#### [Recorded data]

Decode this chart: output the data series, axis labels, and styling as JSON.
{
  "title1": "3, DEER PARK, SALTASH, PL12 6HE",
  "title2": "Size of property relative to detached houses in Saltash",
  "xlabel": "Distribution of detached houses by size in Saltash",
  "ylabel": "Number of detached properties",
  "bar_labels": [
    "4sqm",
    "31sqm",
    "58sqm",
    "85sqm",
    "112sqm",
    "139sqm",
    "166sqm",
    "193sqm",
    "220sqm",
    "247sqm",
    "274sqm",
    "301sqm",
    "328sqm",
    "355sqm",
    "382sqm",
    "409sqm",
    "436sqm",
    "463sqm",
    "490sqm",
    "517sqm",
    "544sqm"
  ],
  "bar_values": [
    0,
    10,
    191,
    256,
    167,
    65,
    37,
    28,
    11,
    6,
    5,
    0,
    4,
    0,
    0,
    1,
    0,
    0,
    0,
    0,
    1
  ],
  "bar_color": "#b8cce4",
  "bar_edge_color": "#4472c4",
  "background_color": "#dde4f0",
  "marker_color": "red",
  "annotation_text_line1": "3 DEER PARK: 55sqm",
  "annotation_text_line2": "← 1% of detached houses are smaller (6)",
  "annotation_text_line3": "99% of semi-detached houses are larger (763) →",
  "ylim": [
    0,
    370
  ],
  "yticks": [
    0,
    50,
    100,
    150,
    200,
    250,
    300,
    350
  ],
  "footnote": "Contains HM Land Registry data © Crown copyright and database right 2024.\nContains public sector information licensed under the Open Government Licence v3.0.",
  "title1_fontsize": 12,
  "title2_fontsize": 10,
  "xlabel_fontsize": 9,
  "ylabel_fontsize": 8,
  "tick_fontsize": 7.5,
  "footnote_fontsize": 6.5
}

#### [What you are asked to do]
Pull out each record as written and restate it exactly.

#### [Solution to the problem]
Decode this chart: output the data series, axis labels, and styling as JSON.
{
  "title1": "3, DEER PARK, SALTASH, PL12 6HE",
  "title2": "Size of property relative to detached houses in Saltash",
  "xlabel": "Distribution of detached houses by size in Saltash",
  "ylabel": "Number of detached properties",
  "bar_labels": [
    "4sqm",
    "31sqm",
    "58sqm",
    "85sqm",
    "112sqm",
    "139sqm",
    "166sqm",
    "193sqm",
    "220sqm",
    "247sqm",
    "274sqm",
    "301sqm",
    "328sqm",
    "355sqm",
    "382sqm",
    "409sqm",
    "436sqm",
    "463sqm",
    "490sqm",
    "517sqm",
    "544sqm"
  ],
  "bar_values": [
    0,
    10,
    191,
    256,
    167,
    65,
    37,
    28,
    11,
    6,
    5,
    0,
    4,
    0,
    0,
    1,
    0,
    0,
    0,
    0,
    1
  ],
  "bar_color": "#b8cce4",
  "bar_edge_color": "#4472c4",
  "background_color": "#dde4f0",
  "marker_color": "red",
  "annotation_text_line1": "3 DEER PARK: 55sqm",
  "annotation_text_line2": "← 1% of detached houses are smaller (6)",
  "annotation_text_line3": "99% of semi-detached houses are larger (763) →",
  "ylim": [
    0,
    370
  ],
  "yticks": [
    0,
    50,
    100,
    150,
    200,
    250,
    300,
    350
  ],
  "footnote": "Contains HM Land Registry data © Crown copyright and database right 2024.\nContains public sector information licensed under the Open Government Licence v3.0.",
  "title1_fontsize": 12,
  "title2_fontsize": 10,
  "xlabel_fontsize": 9,
  "ylabel_fontsize": 8,
  "tick_fontsize": 7.5,
  "footnote_fontsize": 6.5
}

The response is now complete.